> What is expected
Repeat the material exactly, every line of it.

> Given information

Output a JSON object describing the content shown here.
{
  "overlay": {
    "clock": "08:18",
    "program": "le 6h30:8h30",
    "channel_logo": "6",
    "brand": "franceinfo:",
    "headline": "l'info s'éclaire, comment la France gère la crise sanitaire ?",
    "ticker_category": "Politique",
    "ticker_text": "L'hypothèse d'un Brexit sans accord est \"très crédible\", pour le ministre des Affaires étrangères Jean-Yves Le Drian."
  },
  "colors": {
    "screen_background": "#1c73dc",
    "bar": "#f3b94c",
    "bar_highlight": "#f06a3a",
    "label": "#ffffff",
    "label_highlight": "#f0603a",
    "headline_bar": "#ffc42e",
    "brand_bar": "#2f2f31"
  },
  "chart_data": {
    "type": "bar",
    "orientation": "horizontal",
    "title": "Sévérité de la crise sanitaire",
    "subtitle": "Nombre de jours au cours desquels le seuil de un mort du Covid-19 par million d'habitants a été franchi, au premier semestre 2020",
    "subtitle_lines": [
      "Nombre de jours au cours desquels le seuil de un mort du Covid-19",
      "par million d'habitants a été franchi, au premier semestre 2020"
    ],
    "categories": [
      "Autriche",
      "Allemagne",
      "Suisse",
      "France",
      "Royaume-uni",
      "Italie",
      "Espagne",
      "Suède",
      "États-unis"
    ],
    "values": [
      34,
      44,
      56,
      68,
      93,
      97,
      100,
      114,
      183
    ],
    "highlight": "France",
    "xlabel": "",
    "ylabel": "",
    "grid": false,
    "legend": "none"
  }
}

> Exercise answer
Output a JSON object describing the content shown here.
{
  "overlay": {
    "clock": "08:18",
    "program": "le 6h30:8h30",
    "channel_logo": "6",
    "brand": "franceinfo:",
    "headline": "l'info s'éclaire, comment la France gère la crise sanitaire ?",
    "ticker_category": "Politique",
    "ticker_text": "L'hypothèse d'un Brexit sans accord est \"très crédible\", pour le ministre des Affaires étrangères Jean-Yves Le Drian."
  },
  "colors": {
    "screen_background": "#1c73dc",
    "bar": "#f3b94c",
    "bar_highlight": "#f06a3a",
    "label": "#ffffff",
    "label_highlight": "#f0603a",
    "headline_bar": "#ffc42e",
    "brand_bar": "#2f2f31"
  },
  "chart_data": {
    "type": "bar",
    "orientation": "horizontal",
    "title": "Sévérité de la crise sanitaire",
    "subtitle": "Nombre de jours au cours desquels le seuil de un mort du Covid-19 par million d'habitants a été franchi, au premier semestre 2020",
    "subtitle_lines": [
      "Nombre de jours au cours desquels le seuil de un mort du Covid-19",
      "par million d'habitants a été franchi, au premier semestre 2020"
    ],
    "categories": [
      "Autriche",
      "Allemagne",
      "Suisse",
      "France",
      "Royaume-uni",
      "Italie",
      "Espagne",
      "Suède",
      "États-unis"
    ],
    "values": [
      34,
      44,
      56,
      68,
      93,
      97,
      100,
      114,
      183
    ],
    "highlight": "France",
    "xlabel": "",
    "ylabel": "",
    "grid": false,
    "legend": "none"
  }
}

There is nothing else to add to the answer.